___ RECORDS FOR THIS EXERCISE
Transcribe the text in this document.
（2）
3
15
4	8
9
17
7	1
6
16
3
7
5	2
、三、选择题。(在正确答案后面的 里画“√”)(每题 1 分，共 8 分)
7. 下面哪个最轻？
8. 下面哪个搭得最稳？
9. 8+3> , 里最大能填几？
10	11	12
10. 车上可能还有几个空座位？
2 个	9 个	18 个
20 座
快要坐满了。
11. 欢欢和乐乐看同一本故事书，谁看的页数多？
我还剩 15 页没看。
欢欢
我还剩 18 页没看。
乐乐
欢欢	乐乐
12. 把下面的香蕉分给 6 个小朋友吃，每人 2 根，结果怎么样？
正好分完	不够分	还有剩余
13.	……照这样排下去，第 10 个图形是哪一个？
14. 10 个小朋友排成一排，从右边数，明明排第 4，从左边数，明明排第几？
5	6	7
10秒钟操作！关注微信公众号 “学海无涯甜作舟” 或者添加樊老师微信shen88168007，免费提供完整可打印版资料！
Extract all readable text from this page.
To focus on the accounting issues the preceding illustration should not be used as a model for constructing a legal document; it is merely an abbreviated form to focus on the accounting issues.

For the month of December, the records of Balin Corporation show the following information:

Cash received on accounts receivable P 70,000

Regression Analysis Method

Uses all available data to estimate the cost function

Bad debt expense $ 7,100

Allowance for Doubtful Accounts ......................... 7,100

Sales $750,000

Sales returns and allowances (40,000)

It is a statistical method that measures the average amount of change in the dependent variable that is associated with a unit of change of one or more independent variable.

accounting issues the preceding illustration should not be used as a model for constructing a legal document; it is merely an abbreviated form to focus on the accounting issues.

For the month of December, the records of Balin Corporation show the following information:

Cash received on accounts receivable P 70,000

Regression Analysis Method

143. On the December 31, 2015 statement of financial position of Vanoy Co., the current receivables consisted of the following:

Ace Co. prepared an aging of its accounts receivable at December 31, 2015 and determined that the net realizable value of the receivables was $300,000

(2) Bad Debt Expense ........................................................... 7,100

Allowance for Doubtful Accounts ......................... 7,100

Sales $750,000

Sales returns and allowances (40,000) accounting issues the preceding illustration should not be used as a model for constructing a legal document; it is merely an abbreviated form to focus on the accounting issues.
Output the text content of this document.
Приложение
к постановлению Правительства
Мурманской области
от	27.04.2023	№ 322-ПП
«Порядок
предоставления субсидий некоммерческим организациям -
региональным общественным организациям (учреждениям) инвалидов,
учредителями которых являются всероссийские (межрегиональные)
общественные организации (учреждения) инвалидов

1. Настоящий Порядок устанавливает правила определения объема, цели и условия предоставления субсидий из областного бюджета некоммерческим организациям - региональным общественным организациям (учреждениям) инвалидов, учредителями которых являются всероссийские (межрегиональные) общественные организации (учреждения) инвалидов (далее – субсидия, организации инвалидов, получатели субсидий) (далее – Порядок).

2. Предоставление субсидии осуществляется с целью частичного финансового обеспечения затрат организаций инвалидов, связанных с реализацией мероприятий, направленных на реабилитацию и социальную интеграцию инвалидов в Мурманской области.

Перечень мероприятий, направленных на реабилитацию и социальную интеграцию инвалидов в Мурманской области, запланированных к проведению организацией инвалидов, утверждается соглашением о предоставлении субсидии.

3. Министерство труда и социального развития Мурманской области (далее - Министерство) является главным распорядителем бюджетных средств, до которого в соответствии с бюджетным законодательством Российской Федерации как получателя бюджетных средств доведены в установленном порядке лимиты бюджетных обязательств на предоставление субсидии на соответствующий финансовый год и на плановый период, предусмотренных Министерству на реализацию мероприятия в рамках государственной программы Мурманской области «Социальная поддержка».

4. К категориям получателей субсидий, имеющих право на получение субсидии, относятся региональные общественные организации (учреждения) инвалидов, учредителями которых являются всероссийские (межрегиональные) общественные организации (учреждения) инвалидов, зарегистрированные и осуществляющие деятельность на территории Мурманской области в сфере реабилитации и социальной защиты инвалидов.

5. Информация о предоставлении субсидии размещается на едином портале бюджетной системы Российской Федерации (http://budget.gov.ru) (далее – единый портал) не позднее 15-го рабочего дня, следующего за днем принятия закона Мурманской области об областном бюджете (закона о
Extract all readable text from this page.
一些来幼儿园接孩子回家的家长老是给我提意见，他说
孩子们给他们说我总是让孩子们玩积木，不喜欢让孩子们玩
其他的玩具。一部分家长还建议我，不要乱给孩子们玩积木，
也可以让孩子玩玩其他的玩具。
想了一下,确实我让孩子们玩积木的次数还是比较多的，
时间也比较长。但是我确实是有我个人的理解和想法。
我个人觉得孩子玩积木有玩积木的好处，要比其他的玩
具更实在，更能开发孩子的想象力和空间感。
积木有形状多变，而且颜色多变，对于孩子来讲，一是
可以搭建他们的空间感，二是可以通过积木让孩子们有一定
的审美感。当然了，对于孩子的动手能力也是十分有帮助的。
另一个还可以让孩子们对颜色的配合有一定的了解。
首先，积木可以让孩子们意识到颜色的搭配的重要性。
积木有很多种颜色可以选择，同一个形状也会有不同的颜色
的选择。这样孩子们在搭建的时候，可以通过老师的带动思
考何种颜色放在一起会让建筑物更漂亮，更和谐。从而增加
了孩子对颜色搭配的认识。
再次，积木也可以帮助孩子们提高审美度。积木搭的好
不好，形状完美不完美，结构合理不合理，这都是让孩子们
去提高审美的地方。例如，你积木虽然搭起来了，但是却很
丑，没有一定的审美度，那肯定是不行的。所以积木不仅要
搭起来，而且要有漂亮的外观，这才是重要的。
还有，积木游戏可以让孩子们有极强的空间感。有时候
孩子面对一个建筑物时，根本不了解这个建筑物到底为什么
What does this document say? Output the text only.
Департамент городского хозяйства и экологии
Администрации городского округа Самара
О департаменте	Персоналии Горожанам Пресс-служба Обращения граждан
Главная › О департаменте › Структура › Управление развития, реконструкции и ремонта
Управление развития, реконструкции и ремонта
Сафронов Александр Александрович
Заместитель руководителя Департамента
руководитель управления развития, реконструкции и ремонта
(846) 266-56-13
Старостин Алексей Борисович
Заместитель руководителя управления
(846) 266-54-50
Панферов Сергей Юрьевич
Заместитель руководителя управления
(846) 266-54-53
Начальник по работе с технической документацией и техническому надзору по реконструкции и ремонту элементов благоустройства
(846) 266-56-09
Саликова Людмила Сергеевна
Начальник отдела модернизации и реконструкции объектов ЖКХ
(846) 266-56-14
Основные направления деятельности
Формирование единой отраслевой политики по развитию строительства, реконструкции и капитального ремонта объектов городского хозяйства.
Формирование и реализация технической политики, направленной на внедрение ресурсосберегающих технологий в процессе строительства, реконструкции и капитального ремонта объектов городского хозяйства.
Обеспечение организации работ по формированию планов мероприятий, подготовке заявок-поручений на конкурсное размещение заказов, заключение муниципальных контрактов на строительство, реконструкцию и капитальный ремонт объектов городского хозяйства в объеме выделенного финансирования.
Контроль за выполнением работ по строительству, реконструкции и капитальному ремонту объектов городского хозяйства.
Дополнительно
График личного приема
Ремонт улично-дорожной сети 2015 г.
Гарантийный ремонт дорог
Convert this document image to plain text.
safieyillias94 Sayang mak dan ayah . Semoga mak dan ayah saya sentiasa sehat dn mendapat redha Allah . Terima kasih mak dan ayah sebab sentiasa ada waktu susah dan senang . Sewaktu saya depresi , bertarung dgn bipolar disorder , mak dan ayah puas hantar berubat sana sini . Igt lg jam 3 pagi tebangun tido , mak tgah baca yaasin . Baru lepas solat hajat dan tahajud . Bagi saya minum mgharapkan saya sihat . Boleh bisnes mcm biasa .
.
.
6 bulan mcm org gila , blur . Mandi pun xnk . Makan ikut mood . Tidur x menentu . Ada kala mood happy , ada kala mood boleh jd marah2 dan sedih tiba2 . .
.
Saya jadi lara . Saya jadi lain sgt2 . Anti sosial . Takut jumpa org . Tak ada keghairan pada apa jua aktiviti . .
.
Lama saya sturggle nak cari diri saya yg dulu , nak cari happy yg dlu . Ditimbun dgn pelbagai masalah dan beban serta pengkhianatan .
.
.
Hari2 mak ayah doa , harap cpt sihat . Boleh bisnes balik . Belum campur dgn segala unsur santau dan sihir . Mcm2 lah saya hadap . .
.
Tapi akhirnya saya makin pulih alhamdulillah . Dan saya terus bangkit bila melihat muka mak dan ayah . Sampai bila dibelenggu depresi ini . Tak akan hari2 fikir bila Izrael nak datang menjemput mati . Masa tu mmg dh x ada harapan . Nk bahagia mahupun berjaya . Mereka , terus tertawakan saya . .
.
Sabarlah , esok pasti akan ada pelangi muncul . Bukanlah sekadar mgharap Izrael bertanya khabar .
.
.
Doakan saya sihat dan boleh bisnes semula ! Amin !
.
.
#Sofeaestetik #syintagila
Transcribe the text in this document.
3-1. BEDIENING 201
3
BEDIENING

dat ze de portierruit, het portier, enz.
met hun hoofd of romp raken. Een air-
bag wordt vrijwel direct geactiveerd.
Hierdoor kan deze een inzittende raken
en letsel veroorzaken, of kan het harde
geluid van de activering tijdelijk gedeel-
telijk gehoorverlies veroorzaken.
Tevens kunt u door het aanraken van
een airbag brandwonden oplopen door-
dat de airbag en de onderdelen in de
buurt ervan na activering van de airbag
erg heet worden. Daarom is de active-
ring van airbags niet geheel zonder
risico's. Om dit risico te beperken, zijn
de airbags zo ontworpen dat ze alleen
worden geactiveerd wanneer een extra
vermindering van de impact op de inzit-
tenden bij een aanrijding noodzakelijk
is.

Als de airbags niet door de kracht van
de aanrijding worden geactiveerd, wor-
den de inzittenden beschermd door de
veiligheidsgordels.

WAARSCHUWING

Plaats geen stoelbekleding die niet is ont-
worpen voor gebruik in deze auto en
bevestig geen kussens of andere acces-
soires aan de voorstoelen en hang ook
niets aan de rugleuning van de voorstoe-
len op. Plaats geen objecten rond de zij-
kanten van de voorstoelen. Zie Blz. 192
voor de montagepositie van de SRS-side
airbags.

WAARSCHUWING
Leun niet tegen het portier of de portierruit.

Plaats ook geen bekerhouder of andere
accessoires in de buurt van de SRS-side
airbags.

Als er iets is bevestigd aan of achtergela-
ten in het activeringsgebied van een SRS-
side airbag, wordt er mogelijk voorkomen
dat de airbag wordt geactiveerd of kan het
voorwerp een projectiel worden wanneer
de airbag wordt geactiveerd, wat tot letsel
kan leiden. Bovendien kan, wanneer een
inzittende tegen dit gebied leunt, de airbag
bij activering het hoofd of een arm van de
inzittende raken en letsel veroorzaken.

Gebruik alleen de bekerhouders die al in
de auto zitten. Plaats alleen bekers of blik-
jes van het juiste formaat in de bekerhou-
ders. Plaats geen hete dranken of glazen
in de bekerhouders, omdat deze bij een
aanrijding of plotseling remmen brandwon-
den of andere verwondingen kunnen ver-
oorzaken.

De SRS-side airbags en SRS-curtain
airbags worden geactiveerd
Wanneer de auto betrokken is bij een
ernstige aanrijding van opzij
______
JOB: Look through the data and show every line containing "ayah".

RESULT FOR THIS EXERCISE:
safieyillias94 Sayang mak dan ayah . Semoga mak dan ayah saya sentiasa sehat dn mendapat redha Allah . Terima kasih mak dan ayah sebab sentiasa ada waktu susah dan senang . Sewaktu saya depresi , bertarung dgn bipolar disorder , mak dan ayah puas hantar berubat sana sini . Igt lg jam 3 pagi tebangun tido , mak tgah baca yaasin . Baru lepas solat hajat dan tahajud . Bagi saya minum mgharapkan saya sihat . Boleh bisnes mcm biasa .
Hari2 mak ayah doa , harap cpt sihat . Boleh bisnes balik . Belum campur dgn segala unsur santau dan sihir . Mcm2 lah saya hadap . .
Tapi akhirnya saya makin pulih alhamdulillah . Dan saya terus bangkit bila melihat muka mak dan ayah . Sampai bila dibelenggu depresi ini . Tak akan hari2 fikir bila Izrael nak datang menjemput mati . Masa tu mmg dh x ada harapan . Nk bahagia mahupun berjaya . Mereka , terus tertawakan saya . .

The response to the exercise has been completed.